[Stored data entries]

========================

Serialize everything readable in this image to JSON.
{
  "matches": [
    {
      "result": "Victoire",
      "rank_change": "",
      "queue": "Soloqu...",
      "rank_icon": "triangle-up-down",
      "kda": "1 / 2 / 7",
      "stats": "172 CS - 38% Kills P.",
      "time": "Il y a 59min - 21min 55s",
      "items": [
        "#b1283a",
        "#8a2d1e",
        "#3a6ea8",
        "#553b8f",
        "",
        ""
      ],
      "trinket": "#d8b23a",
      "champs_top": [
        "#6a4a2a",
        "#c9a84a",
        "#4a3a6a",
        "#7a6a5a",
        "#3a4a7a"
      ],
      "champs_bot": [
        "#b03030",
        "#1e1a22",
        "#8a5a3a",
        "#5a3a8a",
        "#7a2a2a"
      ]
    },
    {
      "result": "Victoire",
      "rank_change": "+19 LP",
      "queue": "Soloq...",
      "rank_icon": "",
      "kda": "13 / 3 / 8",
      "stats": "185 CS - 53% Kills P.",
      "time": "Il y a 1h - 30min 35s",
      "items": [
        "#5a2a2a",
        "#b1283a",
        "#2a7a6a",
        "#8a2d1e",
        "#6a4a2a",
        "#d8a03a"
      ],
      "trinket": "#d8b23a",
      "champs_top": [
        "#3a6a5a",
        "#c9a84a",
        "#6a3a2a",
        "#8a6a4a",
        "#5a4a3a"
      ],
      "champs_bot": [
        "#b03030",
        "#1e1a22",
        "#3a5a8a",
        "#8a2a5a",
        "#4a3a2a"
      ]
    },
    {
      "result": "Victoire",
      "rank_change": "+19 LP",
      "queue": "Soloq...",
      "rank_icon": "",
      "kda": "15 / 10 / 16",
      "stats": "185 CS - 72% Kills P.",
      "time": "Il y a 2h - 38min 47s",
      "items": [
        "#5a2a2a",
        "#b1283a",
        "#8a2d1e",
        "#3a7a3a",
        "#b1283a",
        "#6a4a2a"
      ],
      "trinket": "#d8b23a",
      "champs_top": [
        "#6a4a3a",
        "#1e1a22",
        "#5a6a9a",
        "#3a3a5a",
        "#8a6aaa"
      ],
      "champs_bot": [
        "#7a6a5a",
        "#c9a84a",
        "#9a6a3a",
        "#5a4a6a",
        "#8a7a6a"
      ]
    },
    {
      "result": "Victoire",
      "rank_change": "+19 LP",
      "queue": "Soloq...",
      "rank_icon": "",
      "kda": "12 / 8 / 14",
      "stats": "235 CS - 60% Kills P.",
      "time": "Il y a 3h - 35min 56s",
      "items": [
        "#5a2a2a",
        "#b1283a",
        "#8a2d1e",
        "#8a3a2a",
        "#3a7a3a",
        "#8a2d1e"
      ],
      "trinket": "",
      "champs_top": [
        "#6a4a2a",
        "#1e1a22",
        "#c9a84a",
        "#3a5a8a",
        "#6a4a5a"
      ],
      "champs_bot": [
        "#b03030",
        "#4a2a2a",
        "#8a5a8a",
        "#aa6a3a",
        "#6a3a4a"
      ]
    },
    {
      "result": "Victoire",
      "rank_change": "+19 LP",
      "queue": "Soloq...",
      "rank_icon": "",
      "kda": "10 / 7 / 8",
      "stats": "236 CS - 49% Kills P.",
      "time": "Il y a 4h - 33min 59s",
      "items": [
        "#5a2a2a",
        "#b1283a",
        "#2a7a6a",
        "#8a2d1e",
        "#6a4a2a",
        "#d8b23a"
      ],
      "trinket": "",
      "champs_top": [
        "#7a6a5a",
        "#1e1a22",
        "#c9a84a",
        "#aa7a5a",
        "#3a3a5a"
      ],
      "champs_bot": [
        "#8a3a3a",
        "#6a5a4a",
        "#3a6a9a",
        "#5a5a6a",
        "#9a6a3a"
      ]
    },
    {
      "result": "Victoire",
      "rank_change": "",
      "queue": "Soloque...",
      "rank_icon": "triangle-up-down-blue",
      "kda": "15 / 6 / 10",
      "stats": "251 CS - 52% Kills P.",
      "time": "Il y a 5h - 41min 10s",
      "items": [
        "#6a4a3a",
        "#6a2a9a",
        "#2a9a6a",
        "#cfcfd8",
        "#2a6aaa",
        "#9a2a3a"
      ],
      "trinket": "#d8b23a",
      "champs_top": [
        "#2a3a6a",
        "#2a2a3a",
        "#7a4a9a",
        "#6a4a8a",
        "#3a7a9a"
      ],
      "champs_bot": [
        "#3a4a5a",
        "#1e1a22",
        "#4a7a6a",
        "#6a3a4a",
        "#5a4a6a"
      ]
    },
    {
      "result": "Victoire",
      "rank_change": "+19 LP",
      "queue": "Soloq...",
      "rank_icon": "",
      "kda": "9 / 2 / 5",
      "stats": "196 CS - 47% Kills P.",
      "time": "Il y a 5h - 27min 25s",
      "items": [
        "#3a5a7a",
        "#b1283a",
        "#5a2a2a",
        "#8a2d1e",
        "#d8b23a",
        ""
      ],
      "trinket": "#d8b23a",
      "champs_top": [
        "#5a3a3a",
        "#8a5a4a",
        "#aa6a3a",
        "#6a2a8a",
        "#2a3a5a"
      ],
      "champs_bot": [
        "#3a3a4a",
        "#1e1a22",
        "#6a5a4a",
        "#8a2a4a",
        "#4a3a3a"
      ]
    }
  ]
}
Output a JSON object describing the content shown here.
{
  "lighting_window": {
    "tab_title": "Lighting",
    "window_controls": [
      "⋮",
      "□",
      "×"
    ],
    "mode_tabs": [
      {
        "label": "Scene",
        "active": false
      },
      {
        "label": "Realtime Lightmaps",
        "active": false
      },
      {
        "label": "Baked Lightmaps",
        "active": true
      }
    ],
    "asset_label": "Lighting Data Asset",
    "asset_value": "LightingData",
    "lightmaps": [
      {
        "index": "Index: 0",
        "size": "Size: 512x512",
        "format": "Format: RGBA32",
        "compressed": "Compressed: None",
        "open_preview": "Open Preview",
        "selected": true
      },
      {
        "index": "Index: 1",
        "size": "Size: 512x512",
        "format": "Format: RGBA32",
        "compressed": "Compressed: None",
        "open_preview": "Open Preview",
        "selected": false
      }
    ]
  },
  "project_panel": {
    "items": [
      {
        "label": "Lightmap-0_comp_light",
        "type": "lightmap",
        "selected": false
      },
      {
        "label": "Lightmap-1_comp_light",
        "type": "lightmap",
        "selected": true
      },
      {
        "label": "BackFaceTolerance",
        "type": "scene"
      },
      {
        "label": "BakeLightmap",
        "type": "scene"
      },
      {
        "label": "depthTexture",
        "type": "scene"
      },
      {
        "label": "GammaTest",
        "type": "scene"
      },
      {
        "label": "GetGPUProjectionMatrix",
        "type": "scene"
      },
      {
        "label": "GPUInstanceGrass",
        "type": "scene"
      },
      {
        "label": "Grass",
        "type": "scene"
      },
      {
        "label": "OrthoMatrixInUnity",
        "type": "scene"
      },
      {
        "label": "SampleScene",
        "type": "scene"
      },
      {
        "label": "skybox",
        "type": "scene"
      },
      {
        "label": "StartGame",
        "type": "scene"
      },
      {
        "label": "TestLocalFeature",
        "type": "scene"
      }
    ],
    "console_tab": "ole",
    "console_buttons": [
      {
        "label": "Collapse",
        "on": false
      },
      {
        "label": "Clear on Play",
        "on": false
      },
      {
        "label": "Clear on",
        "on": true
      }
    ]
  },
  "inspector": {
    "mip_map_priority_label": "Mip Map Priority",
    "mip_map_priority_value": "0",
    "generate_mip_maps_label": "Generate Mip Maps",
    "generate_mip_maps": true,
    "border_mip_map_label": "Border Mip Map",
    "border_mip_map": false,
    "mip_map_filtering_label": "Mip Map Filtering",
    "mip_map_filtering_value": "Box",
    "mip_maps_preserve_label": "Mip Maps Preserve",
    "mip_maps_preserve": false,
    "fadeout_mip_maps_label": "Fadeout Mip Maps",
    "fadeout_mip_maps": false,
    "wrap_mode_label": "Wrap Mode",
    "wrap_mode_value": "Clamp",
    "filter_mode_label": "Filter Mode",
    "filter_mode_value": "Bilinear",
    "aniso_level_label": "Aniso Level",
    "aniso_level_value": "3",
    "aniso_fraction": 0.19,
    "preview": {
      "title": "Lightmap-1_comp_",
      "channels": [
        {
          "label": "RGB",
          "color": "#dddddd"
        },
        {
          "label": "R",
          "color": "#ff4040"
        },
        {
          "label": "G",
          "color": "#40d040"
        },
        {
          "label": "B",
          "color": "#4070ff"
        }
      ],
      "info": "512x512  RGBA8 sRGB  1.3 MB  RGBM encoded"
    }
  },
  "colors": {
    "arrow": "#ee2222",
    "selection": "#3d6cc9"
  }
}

========================

▶ [Exercise]:
Each line of the material that holds the string "triangle" counts once; give the total alone.

▶ [Finished answer]:
2